-- Task description --
Show all lines that include the string "seguro"; copy each one.

-- Entries shown --
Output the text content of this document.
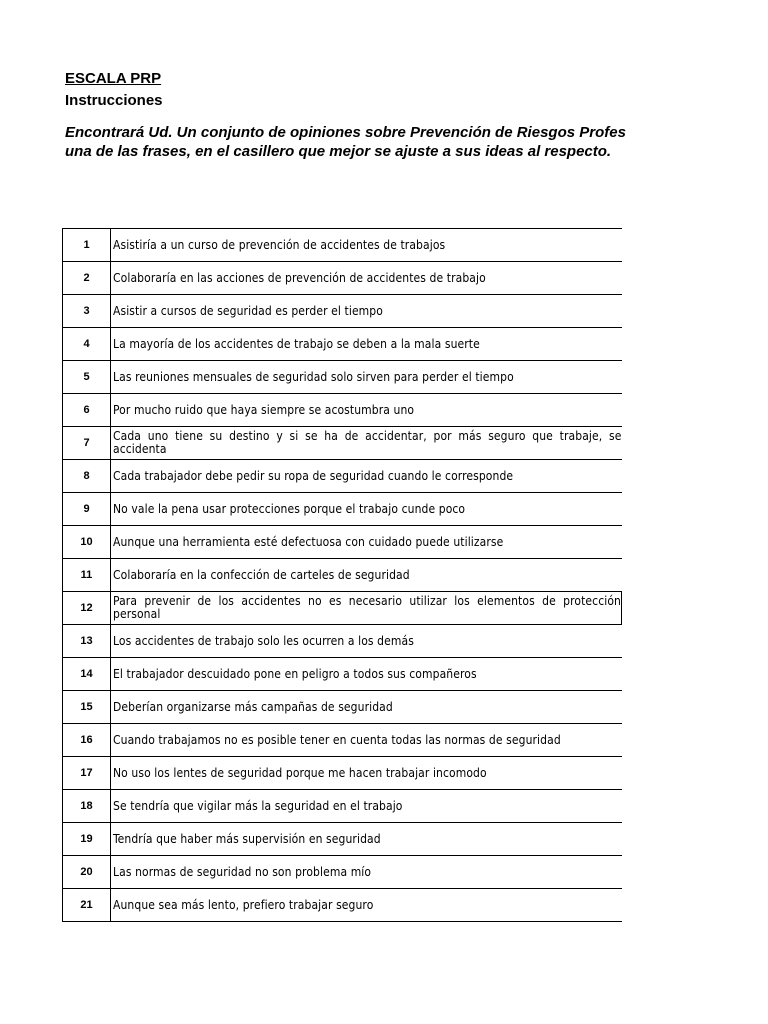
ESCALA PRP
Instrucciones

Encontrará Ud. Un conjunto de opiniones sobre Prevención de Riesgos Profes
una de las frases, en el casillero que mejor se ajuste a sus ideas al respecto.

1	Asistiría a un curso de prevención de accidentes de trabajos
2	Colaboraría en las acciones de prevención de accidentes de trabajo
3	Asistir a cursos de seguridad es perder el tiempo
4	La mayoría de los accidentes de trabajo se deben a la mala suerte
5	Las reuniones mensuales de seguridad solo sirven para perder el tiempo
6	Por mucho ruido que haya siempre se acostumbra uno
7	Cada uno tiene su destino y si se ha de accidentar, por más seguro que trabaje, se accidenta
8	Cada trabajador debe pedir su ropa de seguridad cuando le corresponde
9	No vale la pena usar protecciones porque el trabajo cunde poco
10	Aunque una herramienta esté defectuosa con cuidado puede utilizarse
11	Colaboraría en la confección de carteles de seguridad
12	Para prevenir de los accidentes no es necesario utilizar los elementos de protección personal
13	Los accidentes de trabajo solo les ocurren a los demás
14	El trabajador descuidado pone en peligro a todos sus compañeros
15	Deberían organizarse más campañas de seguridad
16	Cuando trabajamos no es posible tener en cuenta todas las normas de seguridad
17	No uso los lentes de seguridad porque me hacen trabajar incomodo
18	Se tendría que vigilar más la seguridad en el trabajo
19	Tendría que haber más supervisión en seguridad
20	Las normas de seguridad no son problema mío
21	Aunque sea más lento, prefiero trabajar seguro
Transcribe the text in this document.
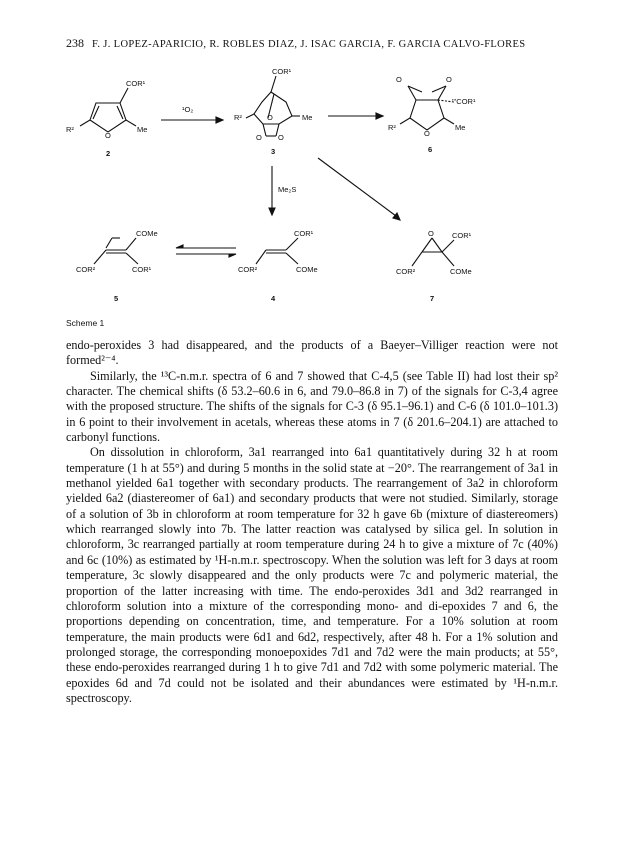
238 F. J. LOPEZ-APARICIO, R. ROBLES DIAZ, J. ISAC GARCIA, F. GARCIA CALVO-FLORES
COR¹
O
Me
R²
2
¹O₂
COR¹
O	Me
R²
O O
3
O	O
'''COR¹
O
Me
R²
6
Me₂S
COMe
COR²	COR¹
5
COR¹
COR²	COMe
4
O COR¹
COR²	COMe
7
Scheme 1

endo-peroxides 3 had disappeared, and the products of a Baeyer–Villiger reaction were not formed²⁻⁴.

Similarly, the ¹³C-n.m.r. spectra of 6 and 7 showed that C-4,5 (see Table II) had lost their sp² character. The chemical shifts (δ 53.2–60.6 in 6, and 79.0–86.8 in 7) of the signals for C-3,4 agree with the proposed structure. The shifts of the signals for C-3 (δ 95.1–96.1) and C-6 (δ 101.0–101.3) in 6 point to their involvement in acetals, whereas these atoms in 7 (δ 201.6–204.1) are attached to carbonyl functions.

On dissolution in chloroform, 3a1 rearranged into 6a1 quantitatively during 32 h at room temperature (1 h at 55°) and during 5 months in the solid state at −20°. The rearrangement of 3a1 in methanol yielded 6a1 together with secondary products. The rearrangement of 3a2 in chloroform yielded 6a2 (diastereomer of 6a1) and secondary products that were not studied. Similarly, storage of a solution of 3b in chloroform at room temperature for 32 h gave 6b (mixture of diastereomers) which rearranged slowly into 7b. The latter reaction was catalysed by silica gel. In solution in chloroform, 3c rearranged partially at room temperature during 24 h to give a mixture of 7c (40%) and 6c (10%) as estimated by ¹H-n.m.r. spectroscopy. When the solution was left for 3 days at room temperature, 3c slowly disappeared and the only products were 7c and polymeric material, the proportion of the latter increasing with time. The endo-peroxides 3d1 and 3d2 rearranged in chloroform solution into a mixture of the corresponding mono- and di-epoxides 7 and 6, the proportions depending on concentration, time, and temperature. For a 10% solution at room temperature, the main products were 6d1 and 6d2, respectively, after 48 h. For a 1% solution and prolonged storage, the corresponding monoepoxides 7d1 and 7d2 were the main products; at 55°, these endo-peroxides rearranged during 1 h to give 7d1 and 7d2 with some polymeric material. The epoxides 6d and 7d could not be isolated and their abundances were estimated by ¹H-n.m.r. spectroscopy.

==

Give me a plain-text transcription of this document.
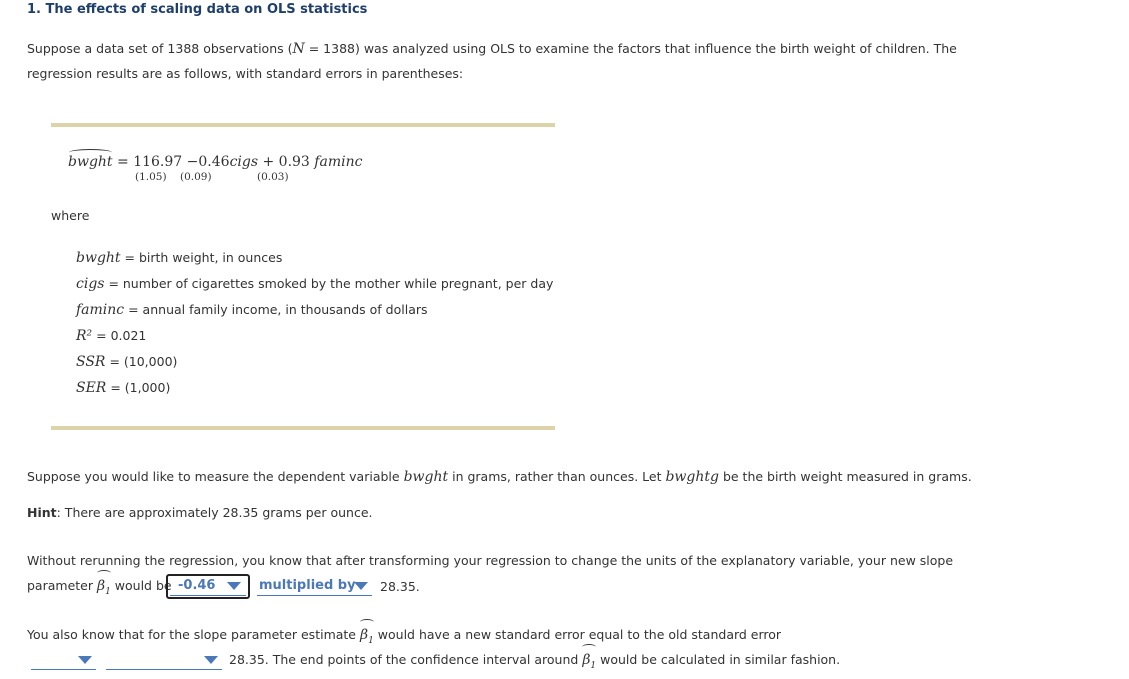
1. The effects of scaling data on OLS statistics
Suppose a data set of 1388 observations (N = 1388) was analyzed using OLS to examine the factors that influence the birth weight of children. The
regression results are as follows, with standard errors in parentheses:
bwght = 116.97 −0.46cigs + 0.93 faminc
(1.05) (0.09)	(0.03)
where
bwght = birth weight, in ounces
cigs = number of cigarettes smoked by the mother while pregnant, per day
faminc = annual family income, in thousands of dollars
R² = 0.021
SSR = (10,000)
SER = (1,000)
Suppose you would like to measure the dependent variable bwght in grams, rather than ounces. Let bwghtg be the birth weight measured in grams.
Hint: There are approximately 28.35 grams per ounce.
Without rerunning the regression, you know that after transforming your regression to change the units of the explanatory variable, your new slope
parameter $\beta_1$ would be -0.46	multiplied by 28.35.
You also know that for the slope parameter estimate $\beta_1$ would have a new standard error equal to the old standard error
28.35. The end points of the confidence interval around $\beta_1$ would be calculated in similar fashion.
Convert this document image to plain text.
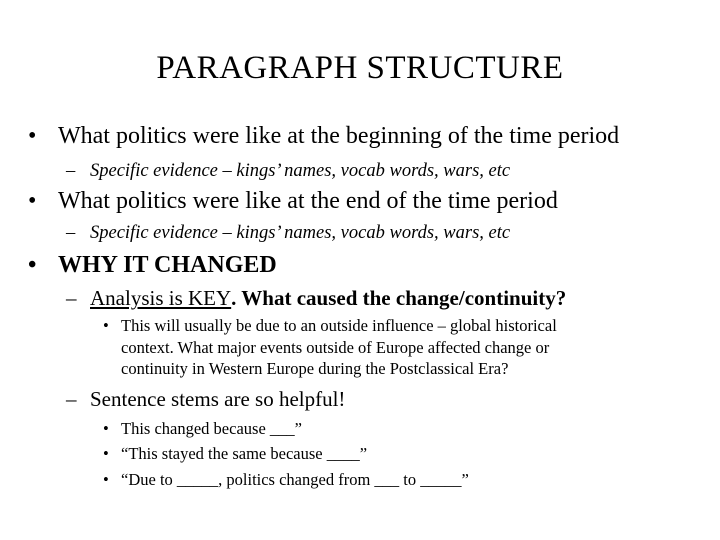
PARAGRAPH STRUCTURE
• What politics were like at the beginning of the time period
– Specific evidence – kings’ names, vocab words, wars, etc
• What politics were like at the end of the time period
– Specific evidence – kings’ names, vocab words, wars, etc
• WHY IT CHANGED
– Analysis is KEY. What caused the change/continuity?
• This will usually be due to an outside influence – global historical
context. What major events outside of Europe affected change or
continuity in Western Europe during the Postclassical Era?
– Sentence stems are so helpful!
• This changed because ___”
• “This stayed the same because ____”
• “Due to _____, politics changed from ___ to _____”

---

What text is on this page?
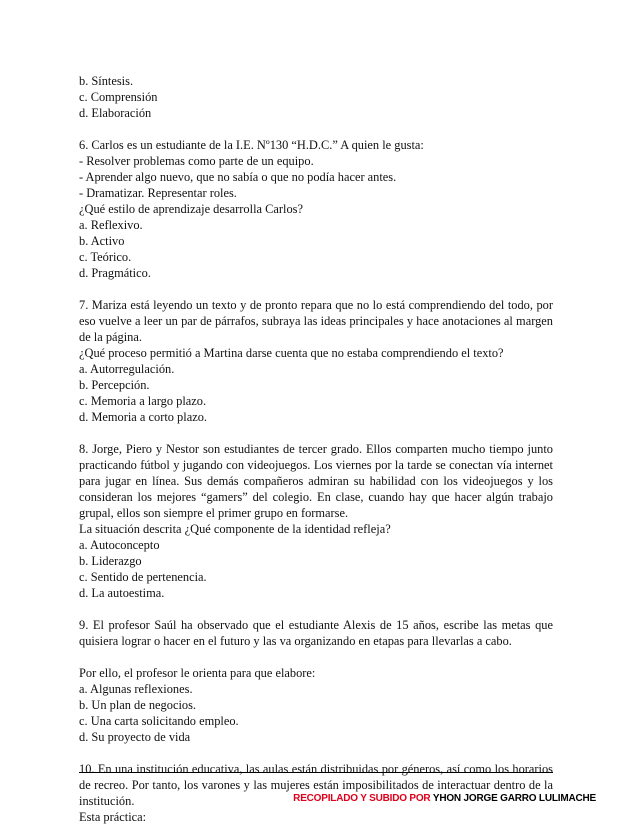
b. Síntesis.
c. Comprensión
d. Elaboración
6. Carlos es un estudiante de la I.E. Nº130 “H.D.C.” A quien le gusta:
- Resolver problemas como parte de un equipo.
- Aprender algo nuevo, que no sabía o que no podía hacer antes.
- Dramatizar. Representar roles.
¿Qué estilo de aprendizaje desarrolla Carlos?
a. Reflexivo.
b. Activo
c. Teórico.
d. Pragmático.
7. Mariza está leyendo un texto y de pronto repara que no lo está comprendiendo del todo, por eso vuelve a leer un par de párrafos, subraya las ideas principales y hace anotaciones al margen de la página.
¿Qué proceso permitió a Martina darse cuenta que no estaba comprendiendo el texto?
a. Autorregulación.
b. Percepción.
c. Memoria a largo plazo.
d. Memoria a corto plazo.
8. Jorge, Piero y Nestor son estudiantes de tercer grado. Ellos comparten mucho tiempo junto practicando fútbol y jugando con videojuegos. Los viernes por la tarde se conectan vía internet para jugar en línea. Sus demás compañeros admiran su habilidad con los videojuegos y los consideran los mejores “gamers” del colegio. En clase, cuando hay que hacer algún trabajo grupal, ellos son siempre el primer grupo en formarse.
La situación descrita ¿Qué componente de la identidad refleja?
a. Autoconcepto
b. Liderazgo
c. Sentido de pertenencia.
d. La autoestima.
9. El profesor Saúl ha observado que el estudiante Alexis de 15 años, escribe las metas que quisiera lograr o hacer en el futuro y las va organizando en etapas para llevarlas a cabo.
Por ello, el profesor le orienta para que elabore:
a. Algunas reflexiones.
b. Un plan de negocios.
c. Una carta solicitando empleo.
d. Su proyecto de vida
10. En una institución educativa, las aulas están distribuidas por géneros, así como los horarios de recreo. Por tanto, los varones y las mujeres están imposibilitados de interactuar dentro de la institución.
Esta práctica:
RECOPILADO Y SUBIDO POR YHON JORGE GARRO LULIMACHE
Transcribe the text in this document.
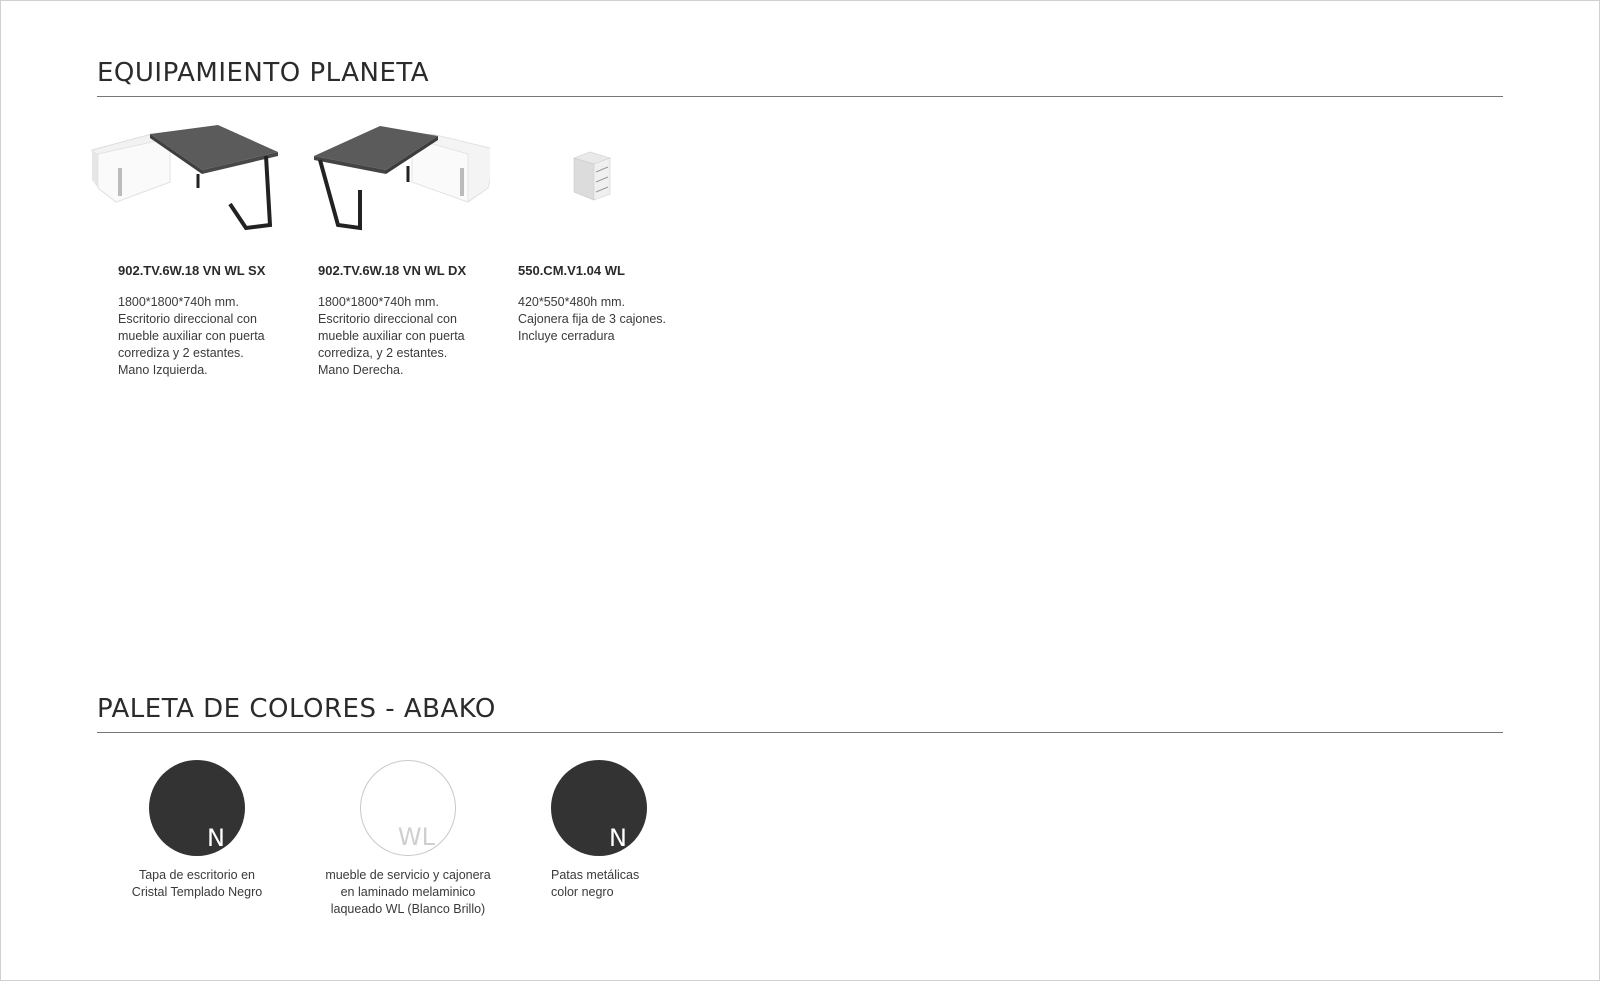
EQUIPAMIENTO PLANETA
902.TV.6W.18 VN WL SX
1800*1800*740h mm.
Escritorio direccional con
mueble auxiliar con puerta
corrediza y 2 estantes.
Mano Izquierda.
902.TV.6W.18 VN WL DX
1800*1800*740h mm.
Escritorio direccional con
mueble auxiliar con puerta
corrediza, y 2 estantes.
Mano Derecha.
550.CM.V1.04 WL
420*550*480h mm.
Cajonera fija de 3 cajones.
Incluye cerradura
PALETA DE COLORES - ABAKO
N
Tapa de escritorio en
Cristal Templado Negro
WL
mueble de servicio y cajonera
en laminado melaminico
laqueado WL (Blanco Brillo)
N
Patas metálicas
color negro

-- Problem solution --
7	Cada uno tiene su destino y si se ha de accidentar, por más seguro que trabaje, se accidenta
21	Aunque sea más lento, prefiero trabajar seguro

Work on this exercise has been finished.